▶ **Task prompt**: Every entry below must appear again, exactly as written.

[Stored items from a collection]
·····

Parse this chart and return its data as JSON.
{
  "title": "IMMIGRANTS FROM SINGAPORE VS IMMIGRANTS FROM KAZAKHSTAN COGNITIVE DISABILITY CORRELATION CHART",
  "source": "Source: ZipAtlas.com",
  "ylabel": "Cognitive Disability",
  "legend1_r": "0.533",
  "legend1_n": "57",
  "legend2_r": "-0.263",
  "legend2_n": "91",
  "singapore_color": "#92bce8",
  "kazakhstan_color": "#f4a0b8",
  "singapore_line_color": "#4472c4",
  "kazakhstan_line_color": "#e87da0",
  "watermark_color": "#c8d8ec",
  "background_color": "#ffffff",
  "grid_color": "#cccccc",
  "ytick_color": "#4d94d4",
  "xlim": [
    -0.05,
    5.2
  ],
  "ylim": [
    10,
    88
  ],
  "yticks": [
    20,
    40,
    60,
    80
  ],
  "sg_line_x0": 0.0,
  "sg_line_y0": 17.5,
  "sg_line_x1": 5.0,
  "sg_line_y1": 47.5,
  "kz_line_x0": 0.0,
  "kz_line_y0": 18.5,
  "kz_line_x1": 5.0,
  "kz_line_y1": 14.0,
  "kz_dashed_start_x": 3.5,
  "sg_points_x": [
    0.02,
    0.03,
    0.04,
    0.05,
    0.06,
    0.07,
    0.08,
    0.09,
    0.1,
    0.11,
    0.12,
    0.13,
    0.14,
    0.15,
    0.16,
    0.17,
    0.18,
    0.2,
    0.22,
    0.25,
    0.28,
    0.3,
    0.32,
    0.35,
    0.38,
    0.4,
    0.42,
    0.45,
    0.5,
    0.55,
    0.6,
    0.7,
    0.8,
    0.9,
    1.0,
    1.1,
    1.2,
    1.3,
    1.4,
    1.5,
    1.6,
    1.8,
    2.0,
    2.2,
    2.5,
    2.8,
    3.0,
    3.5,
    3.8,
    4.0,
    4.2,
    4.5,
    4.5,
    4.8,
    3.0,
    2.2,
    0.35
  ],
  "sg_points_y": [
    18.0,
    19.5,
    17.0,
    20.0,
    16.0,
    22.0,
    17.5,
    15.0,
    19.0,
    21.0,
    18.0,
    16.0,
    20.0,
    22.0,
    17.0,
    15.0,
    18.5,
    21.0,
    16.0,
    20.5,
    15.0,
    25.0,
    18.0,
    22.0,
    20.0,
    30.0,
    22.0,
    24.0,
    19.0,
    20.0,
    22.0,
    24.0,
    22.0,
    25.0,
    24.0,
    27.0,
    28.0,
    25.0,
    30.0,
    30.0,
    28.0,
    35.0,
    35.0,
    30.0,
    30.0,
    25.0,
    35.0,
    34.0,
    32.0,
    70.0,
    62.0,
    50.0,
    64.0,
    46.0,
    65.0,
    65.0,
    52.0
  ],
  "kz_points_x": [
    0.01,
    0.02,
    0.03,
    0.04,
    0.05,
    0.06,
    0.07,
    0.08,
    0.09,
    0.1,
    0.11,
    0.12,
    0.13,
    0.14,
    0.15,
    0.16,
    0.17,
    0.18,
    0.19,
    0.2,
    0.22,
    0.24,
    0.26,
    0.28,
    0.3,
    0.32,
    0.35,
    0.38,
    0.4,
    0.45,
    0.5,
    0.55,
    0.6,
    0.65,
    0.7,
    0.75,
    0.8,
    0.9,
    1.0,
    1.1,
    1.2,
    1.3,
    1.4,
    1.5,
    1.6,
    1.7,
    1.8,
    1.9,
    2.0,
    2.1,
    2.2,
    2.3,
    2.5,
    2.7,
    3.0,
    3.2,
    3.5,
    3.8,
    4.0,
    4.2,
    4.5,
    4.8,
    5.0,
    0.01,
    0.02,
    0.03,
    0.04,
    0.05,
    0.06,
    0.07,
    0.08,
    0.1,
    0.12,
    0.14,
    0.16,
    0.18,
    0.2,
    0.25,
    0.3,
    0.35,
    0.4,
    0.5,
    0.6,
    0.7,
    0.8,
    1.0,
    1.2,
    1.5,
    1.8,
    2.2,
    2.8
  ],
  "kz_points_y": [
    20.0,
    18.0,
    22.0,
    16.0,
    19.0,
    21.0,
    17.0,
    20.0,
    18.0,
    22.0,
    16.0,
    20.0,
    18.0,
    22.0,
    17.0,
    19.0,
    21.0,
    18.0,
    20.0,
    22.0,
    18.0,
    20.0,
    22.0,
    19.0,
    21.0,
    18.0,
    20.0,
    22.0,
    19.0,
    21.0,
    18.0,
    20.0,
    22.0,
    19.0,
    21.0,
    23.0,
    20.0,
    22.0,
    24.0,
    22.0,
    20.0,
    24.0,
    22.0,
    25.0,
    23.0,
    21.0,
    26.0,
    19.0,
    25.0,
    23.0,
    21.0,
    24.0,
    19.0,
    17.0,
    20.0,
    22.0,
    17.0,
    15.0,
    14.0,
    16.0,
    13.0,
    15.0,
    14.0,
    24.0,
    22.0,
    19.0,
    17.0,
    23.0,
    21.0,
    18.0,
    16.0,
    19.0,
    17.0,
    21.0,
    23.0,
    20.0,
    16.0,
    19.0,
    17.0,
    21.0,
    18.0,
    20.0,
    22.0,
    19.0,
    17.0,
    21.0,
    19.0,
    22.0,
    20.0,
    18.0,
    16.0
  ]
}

·····

▶ **Output below**:
Parse this chart and return its data as JSON.
{
  "title": "IMMIGRANTS FROM SINGAPORE VS IMMIGRANTS FROM KAZAKHSTAN COGNITIVE DISABILITY CORRELATION CHART",
  "source": "Source: ZipAtlas.com",
  "ylabel": "Cognitive Disability",
  "legend1_r": "0.533",
  "legend1_n": "57",
  "legend2_r": "-0.263",
  "legend2_n": "91",
  "singapore_color": "#92bce8",
  "kazakhstan_color": "#f4a0b8",
  "singapore_line_color": "#4472c4",
  "kazakhstan_line_color": "#e87da0",
  "watermark_color": "#c8d8ec",
  "background_color": "#ffffff",
  "grid_color": "#cccccc",
  "ytick_color": "#4d94d4",
  "xlim": [
    -0.05,
    5.2
  ],
  "ylim": [
    10,
    88
  ],
  "yticks": [
    20,
    40,
    60,
    80
  ],
  "sg_line_x0": 0.0,
  "sg_line_y0": 17.5,
  "sg_line_x1": 5.0,
  "sg_line_y1": 47.5,
  "kz_line_x0": 0.0,
  "kz_line_y0": 18.5,
  "kz_line_x1": 5.0,
  "kz_line_y1": 14.0,
  "kz_dashed_start_x": 3.5,
  "sg_points_x": [
    0.02,
    0.03,
    0.04,
    0.05,
    0.06,
    0.07,
    0.08,
    0.09,
    0.1,
    0.11,
    0.12,
    0.13,
    0.14,
    0.15,
    0.16,
    0.17,
    0.18,
    0.2,
    0.22,
    0.25,
    0.28,
    0.3,
    0.32,
    0.35,
    0.38,
    0.4,
    0.42,
    0.45,
    0.5,
    0.55,
    0.6,
    0.7,
    0.8,
    0.9,
    1.0,
    1.1,
    1.2,
    1.3,
    1.4,
    1.5,
    1.6,
    1.8,
    2.0,
    2.2,
    2.5,
    2.8,
    3.0,
    3.5,
    3.8,
    4.0,
    4.2,
    4.5,
    4.5,
    4.8,
    3.0,
    2.2,
    0.35
  ],
  "sg_points_y": [
    18.0,
    19.5,
    17.0,
    20.0,
    16.0,
    22.0,
    17.5,
    15.0,
    19.0,
    21.0,
    18.0,
    16.0,
    20.0,
    22.0,
    17.0,
    15.0,
    18.5,
    21.0,
    16.0,
    20.5,
    15.0,
    25.0,
    18.0,
    22.0,
    20.0,
    30.0,
    22.0,
    24.0,
    19.0,
    20.0,
    22.0,
    24.0,
    22.0,
    25.0,
    24.0,
    27.0,
    28.0,
    25.0,
    30.0,
    30.0,
    28.0,
    35.0,
    35.0,
    30.0,
    30.0,
    25.0,
    35.0,
    34.0,
    32.0,
    70.0,
    62.0,
    50.0,
    64.0,
    46.0,
    65.0,
    65.0,
    52.0
  ],
  "kz_points_x": [
    0.01,
    0.02,
    0.03,
    0.04,
    0.05,
    0.06,
    0.07,
    0.08,
    0.09,
    0.1,
    0.11,
    0.12,
    0.13,
    0.14,
    0.15,
    0.16,
    0.17,
    0.18,
    0.19,
    0.2,
    0.22,
    0.24,
    0.26,
    0.28,
    0.3,
    0.32,
    0.35,
    0.38,
    0.4,
    0.45,
    0.5,
    0.55,
    0.6,
    0.65,
    0.7,
    0.75,
    0.8,
    0.9,
    1.0,
    1.1,
    1.2,
    1.3,
    1.4,
    1.5,
    1.6,
    1.7,
    1.8,
    1.9,
    2.0,
    2.1,
    2.2,
    2.3,
    2.5,
    2.7,
    3.0,
    3.2,
    3.5,
    3.8,
    4.0,
    4.2,
    4.5,
    4.8,
    5.0,
    0.01,
    0.02,
    0.03,
    0.04,
    0.05,
    0.06,
    0.07,
    0.08,
    0.1,
    0.12,
    0.14,
    0.16,
    0.18,
    0.2,
    0.25,
    0.3,
    0.35,
    0.4,
    0.5,
    0.6,
    0.7,
    0.8,
    1.0,
    1.2,
    1.5,
    1.8,
    2.2,
    2.8
  ],
  "kz_points_y": [
    20.0,
    18.0,
    22.0,
    16.0,
    19.0,
    21.0,
    17.0,
    20.0,
    18.0,
    22.0,
    16.0,
    20.0,
    18.0,
    22.0,
    17.0,
    19.0,
    21.0,
    18.0,
    20.0,
    22.0,
    18.0,
    20.0,
    22.0,
    19.0,
    21.0,
    18.0,
    20.0,
    22.0,
    19.0,
    21.0,
    18.0,
    20.0,
    22.0,
    19.0,
    21.0,
    23.0,
    20.0,
    22.0,
    24.0,
    22.0,
    20.0,
    24.0,
    22.0,
    25.0,
    23.0,
    21.0,
    26.0,
    19.0,
    25.0,
    23.0,
    21.0,
    24.0,
    19.0,
    17.0,
    20.0,
    22.0,
    17.0,
    15.0,
    14.0,
    16.0,
    13.0,
    15.0,
    14.0,
    24.0,
    22.0,
    19.0,
    17.0,
    23.0,
    21.0,
    18.0,
    16.0,
    19.0,
    17.0,
    21.0,
    23.0,
    20.0,
    16.0,
    19.0,
    17.0,
    21.0,
    18.0,
    20.0,
    22.0,
    19.0,
    17.0,
    21.0,
    19.0,
    22.0,
    20.0,
    18.0,
    16.0
  ]
}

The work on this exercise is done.